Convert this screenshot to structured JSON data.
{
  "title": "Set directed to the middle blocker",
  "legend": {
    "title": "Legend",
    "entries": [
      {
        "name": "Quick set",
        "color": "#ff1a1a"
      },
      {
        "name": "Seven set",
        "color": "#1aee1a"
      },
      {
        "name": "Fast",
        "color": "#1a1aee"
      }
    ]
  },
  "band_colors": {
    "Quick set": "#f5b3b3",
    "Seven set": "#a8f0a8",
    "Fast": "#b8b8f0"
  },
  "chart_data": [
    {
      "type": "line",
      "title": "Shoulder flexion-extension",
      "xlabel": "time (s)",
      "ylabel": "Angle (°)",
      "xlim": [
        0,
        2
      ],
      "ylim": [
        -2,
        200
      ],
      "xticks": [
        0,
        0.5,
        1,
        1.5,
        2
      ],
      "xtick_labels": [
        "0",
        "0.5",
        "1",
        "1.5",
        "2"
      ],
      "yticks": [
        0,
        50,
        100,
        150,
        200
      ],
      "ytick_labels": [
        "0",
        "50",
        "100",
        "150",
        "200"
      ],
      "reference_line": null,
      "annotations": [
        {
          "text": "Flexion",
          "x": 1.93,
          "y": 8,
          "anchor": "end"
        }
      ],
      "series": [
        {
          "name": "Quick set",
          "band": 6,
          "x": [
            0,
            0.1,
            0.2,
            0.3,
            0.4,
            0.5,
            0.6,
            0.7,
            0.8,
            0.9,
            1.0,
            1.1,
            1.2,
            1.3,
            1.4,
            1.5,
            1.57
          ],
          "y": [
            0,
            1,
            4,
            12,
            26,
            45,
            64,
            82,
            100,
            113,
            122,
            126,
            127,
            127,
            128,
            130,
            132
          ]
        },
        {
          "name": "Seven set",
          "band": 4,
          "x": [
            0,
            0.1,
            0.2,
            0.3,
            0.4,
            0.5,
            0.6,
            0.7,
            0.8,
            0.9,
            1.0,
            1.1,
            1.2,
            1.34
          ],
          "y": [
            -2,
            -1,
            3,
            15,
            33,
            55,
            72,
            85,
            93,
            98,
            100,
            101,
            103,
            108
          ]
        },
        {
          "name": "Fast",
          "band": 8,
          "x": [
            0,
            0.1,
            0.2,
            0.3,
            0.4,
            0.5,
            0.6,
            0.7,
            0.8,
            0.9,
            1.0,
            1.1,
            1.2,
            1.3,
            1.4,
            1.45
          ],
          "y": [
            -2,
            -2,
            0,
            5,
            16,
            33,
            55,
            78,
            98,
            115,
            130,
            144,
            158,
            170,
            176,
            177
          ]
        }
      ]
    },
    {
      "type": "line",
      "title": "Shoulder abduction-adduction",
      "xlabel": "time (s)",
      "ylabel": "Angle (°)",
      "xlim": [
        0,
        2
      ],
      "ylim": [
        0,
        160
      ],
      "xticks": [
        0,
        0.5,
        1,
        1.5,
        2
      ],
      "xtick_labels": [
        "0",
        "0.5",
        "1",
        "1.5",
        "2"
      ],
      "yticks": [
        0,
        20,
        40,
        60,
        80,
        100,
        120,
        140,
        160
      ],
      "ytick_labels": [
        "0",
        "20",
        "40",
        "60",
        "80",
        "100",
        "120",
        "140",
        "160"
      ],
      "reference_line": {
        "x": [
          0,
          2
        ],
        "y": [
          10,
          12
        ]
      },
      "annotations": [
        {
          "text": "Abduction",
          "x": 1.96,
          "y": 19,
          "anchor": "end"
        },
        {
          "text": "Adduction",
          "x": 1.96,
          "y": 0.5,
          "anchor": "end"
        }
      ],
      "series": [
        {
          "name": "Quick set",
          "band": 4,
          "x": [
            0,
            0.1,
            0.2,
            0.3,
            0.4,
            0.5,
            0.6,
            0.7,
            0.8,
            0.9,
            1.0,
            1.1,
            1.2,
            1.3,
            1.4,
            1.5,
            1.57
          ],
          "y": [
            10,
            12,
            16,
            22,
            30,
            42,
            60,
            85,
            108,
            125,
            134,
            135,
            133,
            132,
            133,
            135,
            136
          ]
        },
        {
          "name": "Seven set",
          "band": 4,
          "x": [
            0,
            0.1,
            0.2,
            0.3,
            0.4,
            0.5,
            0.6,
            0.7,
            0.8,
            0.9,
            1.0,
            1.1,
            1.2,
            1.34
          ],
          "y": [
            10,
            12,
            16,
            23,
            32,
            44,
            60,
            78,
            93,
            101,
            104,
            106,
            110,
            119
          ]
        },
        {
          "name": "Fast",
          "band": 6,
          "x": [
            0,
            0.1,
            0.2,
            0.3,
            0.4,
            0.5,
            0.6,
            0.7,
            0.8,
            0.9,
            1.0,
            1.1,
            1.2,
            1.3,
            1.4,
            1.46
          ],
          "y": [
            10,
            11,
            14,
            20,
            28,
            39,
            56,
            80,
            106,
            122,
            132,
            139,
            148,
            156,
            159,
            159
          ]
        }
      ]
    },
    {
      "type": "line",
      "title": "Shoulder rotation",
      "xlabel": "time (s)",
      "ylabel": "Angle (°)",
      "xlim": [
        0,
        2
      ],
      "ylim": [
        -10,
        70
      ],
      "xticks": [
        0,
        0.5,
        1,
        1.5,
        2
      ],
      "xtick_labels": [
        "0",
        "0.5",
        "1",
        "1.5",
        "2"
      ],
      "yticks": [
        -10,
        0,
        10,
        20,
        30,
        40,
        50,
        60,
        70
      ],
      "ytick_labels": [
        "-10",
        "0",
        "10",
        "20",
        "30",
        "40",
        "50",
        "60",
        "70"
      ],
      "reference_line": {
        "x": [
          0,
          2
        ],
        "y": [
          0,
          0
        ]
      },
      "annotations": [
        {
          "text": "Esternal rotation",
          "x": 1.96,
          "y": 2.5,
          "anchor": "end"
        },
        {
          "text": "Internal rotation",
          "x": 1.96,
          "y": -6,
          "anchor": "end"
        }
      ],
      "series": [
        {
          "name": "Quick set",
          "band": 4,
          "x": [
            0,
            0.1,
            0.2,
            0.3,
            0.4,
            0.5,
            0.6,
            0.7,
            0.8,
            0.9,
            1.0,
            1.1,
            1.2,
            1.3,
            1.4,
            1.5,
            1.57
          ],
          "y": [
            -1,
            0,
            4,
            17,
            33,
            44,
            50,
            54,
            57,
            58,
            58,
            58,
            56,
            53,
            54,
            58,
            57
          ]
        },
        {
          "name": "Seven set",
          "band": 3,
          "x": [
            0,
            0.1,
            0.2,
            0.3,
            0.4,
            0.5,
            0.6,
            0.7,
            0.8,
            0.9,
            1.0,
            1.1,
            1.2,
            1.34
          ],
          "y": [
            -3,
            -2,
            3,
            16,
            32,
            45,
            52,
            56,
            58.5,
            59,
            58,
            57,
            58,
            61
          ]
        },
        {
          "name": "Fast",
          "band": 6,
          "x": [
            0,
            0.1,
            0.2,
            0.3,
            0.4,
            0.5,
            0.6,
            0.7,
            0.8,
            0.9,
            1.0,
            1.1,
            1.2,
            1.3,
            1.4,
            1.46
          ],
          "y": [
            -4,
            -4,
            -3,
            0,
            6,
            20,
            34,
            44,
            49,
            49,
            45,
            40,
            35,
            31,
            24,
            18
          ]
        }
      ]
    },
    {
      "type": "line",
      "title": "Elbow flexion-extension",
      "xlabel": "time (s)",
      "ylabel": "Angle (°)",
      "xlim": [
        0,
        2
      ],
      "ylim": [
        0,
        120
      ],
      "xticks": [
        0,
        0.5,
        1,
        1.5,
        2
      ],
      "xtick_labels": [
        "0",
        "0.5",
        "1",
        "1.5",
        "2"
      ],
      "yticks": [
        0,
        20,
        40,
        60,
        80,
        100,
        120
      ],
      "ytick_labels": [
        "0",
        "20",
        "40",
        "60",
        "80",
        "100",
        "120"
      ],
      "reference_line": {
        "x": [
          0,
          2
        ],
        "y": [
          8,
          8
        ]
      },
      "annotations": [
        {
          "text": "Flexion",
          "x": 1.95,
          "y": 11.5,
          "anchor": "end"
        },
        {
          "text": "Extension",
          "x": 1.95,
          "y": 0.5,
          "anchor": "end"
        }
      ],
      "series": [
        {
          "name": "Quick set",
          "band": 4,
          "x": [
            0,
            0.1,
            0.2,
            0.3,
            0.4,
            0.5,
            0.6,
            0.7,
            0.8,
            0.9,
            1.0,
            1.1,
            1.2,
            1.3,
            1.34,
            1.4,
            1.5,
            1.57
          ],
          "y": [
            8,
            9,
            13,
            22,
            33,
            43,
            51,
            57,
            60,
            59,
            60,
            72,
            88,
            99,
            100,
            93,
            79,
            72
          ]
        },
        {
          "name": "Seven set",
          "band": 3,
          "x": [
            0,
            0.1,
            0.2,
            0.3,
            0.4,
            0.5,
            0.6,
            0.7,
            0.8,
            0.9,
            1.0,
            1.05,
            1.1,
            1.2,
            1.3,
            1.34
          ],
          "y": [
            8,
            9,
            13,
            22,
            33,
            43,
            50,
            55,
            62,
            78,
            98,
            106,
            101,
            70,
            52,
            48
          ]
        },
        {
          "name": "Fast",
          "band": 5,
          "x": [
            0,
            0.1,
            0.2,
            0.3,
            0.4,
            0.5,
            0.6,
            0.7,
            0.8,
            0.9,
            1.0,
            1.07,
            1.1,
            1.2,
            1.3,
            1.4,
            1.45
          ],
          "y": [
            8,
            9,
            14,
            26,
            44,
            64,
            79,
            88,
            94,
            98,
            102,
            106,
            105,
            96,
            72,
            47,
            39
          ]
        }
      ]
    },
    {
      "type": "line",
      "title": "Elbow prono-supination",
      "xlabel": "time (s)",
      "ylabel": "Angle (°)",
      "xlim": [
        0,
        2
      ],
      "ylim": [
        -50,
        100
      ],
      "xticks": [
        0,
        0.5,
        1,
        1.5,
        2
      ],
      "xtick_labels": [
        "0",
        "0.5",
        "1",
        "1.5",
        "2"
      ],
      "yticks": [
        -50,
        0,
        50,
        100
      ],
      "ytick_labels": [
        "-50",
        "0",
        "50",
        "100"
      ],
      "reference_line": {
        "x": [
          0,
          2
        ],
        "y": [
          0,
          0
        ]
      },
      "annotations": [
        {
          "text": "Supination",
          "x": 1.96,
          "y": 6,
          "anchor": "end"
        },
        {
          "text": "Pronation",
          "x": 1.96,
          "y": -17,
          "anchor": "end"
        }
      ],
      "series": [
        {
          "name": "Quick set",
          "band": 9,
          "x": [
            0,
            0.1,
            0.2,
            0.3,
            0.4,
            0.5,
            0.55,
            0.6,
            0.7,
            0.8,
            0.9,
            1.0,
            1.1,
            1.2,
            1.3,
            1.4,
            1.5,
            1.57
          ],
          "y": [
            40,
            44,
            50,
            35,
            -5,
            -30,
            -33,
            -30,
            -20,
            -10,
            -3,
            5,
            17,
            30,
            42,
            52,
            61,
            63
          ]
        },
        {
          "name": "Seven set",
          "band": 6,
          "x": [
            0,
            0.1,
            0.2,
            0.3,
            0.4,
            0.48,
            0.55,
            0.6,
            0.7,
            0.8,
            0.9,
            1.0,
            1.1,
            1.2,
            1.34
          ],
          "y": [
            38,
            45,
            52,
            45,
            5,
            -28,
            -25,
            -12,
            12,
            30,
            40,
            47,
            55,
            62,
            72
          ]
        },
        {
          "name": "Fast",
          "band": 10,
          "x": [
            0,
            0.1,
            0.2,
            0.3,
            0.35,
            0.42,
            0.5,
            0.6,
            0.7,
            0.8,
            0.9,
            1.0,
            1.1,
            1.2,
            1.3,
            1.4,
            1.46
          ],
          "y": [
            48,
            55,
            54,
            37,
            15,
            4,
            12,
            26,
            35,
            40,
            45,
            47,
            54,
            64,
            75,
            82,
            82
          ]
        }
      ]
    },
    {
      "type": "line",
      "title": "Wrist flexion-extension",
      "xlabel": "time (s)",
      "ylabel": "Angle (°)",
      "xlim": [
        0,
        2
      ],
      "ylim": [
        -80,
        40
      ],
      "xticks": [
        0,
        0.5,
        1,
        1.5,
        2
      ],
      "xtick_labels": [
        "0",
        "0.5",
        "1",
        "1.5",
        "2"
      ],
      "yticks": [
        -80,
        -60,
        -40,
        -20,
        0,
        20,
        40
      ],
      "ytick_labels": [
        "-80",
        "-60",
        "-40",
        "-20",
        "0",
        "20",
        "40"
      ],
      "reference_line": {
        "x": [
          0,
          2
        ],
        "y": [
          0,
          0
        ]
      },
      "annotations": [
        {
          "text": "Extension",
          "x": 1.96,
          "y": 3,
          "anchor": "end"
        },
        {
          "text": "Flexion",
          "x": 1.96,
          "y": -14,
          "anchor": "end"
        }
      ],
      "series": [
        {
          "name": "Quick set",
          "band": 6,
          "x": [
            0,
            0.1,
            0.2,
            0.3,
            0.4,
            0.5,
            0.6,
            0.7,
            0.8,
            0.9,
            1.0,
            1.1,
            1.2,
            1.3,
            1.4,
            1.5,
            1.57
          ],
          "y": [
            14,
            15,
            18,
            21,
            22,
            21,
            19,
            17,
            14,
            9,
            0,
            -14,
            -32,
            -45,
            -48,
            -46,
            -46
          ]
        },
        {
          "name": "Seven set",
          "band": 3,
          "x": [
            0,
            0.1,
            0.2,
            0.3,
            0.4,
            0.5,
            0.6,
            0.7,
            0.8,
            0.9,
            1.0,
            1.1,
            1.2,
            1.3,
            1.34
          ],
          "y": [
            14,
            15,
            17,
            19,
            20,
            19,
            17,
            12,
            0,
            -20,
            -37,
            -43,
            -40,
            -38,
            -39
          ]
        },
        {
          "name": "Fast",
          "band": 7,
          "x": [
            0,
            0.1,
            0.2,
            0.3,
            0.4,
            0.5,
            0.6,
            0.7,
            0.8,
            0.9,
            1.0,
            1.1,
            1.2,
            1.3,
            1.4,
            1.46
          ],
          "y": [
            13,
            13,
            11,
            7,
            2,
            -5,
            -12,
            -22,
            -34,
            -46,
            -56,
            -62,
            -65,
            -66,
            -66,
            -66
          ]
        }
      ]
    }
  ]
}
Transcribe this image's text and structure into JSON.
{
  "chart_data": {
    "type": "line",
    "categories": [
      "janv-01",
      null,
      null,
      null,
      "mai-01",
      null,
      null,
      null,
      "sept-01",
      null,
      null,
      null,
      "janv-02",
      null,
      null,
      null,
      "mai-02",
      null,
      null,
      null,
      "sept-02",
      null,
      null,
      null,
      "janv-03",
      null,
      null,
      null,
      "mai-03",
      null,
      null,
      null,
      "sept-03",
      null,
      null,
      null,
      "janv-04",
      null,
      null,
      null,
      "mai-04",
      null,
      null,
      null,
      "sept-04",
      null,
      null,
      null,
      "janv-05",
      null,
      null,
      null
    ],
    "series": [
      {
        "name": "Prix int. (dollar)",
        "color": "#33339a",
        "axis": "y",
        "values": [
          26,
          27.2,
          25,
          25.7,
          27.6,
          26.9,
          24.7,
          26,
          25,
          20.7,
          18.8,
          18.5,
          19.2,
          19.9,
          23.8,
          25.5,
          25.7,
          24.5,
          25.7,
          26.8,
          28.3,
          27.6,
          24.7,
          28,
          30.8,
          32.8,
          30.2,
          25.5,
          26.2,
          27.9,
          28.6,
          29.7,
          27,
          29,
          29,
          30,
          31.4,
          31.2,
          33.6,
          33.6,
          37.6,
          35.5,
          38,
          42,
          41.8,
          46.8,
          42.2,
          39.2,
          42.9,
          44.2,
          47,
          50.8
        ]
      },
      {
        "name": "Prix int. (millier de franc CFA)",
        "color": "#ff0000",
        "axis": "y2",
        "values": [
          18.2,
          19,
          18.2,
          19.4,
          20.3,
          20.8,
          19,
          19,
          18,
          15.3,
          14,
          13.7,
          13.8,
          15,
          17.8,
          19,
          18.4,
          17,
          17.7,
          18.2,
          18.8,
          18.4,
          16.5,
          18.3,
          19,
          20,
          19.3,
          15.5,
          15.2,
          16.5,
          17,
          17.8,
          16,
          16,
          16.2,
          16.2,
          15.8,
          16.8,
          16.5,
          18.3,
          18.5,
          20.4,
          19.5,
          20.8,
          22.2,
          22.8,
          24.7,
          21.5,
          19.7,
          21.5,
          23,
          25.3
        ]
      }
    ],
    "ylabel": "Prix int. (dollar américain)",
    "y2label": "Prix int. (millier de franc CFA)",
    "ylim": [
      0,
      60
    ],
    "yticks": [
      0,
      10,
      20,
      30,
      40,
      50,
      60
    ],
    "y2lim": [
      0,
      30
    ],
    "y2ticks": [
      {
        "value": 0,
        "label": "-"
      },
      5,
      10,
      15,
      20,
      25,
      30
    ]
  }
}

★ ★ ★ ★ ★

REQUIRED WORK -
Report each line in the data that holds the word "millier".

SOLUTION FOR THIS EXERCISE -
        "name": "Prix int. (millier de franc CFA)",
    "y2label": "Prix int. (millier de franc CFA)",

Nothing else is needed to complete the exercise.